**DATA IN THIS EXERCISE**
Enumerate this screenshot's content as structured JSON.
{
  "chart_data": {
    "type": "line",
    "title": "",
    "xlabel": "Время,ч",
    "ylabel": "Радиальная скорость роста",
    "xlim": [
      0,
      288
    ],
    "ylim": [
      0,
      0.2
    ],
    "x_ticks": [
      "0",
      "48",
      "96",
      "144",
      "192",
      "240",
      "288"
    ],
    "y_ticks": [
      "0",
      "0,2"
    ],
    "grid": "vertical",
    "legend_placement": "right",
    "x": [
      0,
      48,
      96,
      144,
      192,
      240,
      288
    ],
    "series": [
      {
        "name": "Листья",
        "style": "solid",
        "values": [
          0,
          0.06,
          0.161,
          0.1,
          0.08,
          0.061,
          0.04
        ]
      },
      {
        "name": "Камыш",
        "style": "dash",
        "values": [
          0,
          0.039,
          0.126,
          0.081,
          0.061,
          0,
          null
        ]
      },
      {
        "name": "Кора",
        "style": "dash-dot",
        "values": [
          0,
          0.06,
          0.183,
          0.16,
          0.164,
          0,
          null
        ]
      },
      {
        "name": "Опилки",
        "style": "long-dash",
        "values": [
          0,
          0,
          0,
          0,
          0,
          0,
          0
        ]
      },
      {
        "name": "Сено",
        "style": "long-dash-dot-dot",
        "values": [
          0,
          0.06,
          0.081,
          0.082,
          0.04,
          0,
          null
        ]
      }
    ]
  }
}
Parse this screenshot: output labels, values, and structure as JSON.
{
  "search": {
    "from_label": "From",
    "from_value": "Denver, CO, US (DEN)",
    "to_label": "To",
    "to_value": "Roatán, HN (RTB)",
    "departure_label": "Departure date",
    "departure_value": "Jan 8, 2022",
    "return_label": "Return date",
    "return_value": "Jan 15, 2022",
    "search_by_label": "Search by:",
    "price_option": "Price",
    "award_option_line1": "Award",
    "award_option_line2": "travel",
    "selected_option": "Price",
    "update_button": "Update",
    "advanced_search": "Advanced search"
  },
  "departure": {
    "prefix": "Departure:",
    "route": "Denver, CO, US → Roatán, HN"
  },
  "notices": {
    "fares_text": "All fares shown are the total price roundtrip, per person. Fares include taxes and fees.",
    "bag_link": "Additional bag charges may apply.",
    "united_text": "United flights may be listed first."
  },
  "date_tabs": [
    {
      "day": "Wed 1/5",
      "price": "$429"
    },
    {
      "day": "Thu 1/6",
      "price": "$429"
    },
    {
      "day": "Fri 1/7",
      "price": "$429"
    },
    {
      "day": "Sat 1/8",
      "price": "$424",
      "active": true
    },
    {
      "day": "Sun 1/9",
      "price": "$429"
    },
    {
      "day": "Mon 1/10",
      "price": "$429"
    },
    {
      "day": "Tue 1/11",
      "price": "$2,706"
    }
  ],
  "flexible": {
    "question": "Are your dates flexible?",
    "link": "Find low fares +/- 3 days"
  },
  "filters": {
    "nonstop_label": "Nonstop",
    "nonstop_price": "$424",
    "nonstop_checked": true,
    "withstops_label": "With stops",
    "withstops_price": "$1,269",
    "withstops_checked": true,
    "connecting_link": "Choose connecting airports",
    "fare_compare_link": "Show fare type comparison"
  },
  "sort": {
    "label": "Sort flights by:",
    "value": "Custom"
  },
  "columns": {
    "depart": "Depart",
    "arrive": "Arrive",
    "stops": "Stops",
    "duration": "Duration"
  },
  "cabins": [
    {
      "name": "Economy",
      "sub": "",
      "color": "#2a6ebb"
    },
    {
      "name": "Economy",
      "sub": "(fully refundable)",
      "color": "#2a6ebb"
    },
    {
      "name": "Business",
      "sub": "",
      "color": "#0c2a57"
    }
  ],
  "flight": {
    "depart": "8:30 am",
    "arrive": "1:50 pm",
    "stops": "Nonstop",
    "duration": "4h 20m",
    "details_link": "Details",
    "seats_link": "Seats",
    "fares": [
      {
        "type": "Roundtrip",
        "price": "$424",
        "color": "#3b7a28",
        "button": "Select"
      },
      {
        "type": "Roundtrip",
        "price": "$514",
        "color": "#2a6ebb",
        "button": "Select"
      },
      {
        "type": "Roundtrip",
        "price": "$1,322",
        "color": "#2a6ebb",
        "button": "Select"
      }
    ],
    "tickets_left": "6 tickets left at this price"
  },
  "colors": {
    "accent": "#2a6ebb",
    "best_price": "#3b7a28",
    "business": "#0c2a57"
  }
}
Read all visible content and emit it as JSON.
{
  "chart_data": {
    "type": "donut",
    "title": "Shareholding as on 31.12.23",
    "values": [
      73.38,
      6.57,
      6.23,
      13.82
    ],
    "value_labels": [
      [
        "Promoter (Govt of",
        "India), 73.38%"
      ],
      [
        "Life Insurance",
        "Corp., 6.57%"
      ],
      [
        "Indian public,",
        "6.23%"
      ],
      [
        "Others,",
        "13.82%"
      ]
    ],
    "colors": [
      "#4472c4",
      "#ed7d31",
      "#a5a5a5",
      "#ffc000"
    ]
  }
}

**WORK INSTRUCTIONS**
Check each line of the records for the word "JSON", and show the lines that contain it.

**EXERCISE RESPONSE**
Enumerate this screenshot's content as structured JSON.
Parse this screenshot: output labels, values, and structure as JSON.
Read all visible content and emit it as JSON.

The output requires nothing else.